__TASK DETAILS__
Return each line of the records with nothing changed, pictures excepted.

** Start DATA FOR THIS TASK **

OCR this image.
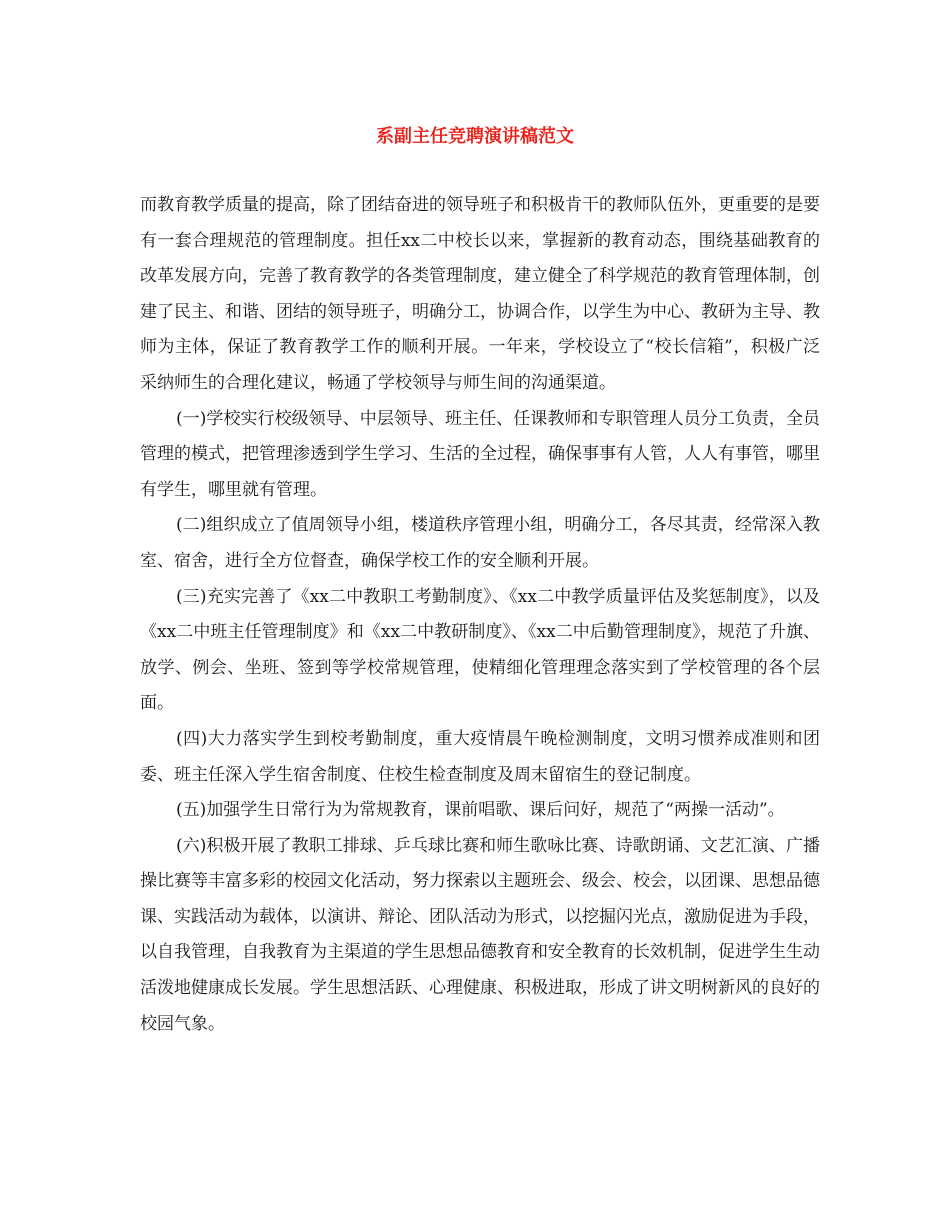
系副主任竞聘演讲稿范文

而教育教学质量的提高，除了团结奋进的领导班子和积极肯干的教师队伍外，更重要的是要有一套合理规范的管理制度。担任xx二中校长以来，掌握新的教育动态，围绕基础教育的改革发展方向，完善了教育教学的各类管理制度，建立健全了科学规范的教育管理体制，创建了民主、和谐、团结的领导班子，明确分工，协调合作，以学生为中心、教研为主导、教师为主体，保证了教育教学工作的顺利开展。一年来，学校设立了“校长信箱”，积极广泛采纳师生的合理化建议，畅通了学校领导与师生间的沟通渠道。

(一)学校实行校级领导、中层领导、班主任、任课教师和专职管理人员分工负责，全员管理的模式，把管理渗透到学生学习、生活的全过程，确保事事有人管，人人有事管，哪里有学生，哪里就有管理。

(二)组织成立了值周领导小组，楼道秩序管理小组，明确分工，各尽其责，经常深入教室、宿舍，进行全方位督查，确保学校工作的安全顺利开展。

(三)充实完善了《xx二中教职工考勤制度》、《xx二中教学质量评估及奖惩制度》，以及《xx二中班主任管理制度》和《xx二中教研制度》、《xx二中后勤管理制度》，规范了升旗、放学、例会、坐班、签到等学校常规管理，使精细化管理理念落实到了学校管理的各个层面。

(四)大力落实学生到校考勤制度，重大疫情晨午晚检测制度，文明习惯养成准则和团委、班主任深入学生宿舍制度、住校生检查制度及周末留宿生的登记制度。

(五)加强学生日常行为为常规教育，课前唱歌、课后问好，规范了“两操一活动”。

(六)积极开展了教职工排球、乒乓球比赛和师生歌咏比赛、诗歌朗诵、文艺汇演、广播操比赛等丰富多彩的校园文化活动，努力探索以主题班会、级会、校会，以团课、思想品德课、实践活动为载体，以演讲、辩论、团队活动为形式，以挖掘闪光点，激励促进为手段，以自我管理，自我教育为主渠道的学生思想品德教育和安全教育的长效机制，促进学生生动活泼地健康成长发展。学生思想活跃、心理健康、积极进取，形成了讲文明树新风的良好的校园气象。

** End DATA FOR THIS TASK **

__RESPONSE__
OCR this image.
系副主任竞聘演讲稿范文

而教育教学质量的提高，除了团结奋进的领导班子和积极肯干的教师队伍外，更重要的是要有一套合理规范的管理制度。担任xx二中校长以来，掌握新的教育动态，围绕基础教育的改革发展方向，完善了教育教学的各类管理制度，建立健全了科学规范的教育管理体制，创建了民主、和谐、团结的领导班子，明确分工，协调合作，以学生为中心、教研为主导、教师为主体，保证了教育教学工作的顺利开展。一年来，学校设立了“校长信箱”，积极广泛采纳师生的合理化建议，畅通了学校领导与师生间的沟通渠道。

(一)学校实行校级领导、中层领导、班主任、任课教师和专职管理人员分工负责，全员管理的模式，把管理渗透到学生学习、生活的全过程，确保事事有人管，人人有事管，哪里有学生，哪里就有管理。

(二)组织成立了值周领导小组，楼道秩序管理小组，明确分工，各尽其责，经常深入教室、宿舍，进行全方位督查，确保学校工作的安全顺利开展。

(三)充实完善了《xx二中教职工考勤制度》、《xx二中教学质量评估及奖惩制度》，以及《xx二中班主任管理制度》和《xx二中教研制度》、《xx二中后勤管理制度》，规范了升旗、放学、例会、坐班、签到等学校常规管理，使精细化管理理念落实到了学校管理的各个层面。

(四)大力落实学生到校考勤制度，重大疫情晨午晚检测制度，文明习惯养成准则和团委、班主任深入学生宿舍制度、住校生检查制度及周末留宿生的登记制度。

(五)加强学生日常行为为常规教育，课前唱歌、课后问好，规范了“两操一活动”。

(六)积极开展了教职工排球、乒乓球比赛和师生歌咏比赛、诗歌朗诵、文艺汇演、广播操比赛等丰富多彩的校园文化活动，努力探索以主题班会、级会、校会，以团课、思想品德课、实践活动为载体，以演讲、辩论、团队活动为形式，以挖掘闪光点，激励促进为手段，以自我管理，自我教育为主渠道的学生思想品德教育和安全教育的长效机制，促进学生生动活泼地健康成长发展。学生思想活跃、心理健康、积极进取，形成了讲文明树新风的良好的校园气象。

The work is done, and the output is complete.